▶ _What to produce_:
Copy all records verbatim.

Dataset entries:
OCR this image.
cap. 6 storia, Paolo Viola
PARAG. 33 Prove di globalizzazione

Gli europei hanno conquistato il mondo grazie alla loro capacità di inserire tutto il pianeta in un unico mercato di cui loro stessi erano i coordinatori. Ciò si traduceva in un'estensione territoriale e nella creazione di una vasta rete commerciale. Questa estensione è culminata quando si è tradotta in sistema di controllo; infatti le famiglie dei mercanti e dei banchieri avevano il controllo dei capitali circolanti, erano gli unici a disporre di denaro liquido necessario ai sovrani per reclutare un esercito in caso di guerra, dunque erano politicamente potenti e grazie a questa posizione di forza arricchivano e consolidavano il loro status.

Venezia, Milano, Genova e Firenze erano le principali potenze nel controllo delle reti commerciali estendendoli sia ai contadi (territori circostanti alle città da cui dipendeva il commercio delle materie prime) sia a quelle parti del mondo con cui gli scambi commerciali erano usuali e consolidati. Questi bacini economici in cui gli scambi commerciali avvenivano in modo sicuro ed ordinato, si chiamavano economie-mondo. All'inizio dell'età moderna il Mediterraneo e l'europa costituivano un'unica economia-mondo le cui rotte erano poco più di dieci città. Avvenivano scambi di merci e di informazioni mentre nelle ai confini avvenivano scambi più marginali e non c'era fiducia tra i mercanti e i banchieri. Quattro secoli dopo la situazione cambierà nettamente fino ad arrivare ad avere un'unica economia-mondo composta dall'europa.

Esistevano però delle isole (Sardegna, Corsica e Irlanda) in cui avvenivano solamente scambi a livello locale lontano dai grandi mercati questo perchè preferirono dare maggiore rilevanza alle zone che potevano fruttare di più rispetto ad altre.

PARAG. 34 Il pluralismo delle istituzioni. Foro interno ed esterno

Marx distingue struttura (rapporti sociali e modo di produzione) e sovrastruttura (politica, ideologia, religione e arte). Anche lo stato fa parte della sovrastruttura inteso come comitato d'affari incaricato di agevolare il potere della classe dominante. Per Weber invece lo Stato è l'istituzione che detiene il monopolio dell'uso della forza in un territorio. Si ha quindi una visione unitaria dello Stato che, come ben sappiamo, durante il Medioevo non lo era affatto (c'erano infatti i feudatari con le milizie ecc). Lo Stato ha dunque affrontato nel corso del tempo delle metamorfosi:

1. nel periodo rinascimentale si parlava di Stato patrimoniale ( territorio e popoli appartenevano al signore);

▶ _Answer_:
OCR this image.
cap. 6 storia, Paolo Viola
PARAG. 33 Prove di globalizzazione

Gli europei hanno conquistato il mondo grazie alla loro capacità di inserire tutto il pianeta in un unico mercato di cui loro stessi erano i coordinatori. Ciò si traduceva in un'estensione territoriale e nella creazione di una vasta rete commerciale. Questa estensione è culminata quando si è tradotta in sistema di controllo; infatti le famiglie dei mercanti e dei banchieri avevano il controllo dei capitali circolanti, erano gli unici a disporre di denaro liquido necessario ai sovrani per reclutare un esercito in caso di guerra, dunque erano politicamente potenti e grazie a questa posizione di forza arricchivano e consolidavano il loro status.

Venezia, Milano, Genova e Firenze erano le principali potenze nel controllo delle reti commerciali estendendoli sia ai contadi (territori circostanti alle città da cui dipendeva il commercio delle materie prime) sia a quelle parti del mondo con cui gli scambi commerciali erano usuali e consolidati. Questi bacini economici in cui gli scambi commerciali avvenivano in modo sicuro ed ordinato, si chiamavano economie-mondo. All'inizio dell'età moderna il Mediterraneo e l'europa costituivano un'unica economia-mondo le cui rotte erano poco più di dieci città. Avvenivano scambi di merci e di informazioni mentre nelle ai confini avvenivano scambi più marginali e non c'era fiducia tra i mercanti e i banchieri. Quattro secoli dopo la situazione cambierà nettamente fino ad arrivare ad avere un'unica economia-mondo composta dall'europa.

Esistevano però delle isole (Sardegna, Corsica e Irlanda) in cui avvenivano solamente scambi a livello locale lontano dai grandi mercati questo perchè preferirono dare maggiore rilevanza alle zone che potevano fruttare di più rispetto ad altre.

PARAG. 34 Il pluralismo delle istituzioni. Foro interno ed esterno

Marx distingue struttura (rapporti sociali e modo di produzione) e sovrastruttura (politica, ideologia, religione e arte). Anche lo stato fa parte della sovrastruttura inteso come comitato d'affari incaricato di agevolare il potere della classe dominante. Per Weber invece lo Stato è l'istituzione che detiene il monopolio dell'uso della forza in un territorio. Si ha quindi una visione unitaria dello Stato che, come ben sappiamo, durante il Medioevo non lo era affatto (c'erano infatti i feudatari con le milizie ecc). Lo Stato ha dunque affrontato nel corso del tempo delle metamorfosi:

1. nel periodo rinascimentale si parlava di Stato patrimoniale ( territorio e popoli appartenevano al signore);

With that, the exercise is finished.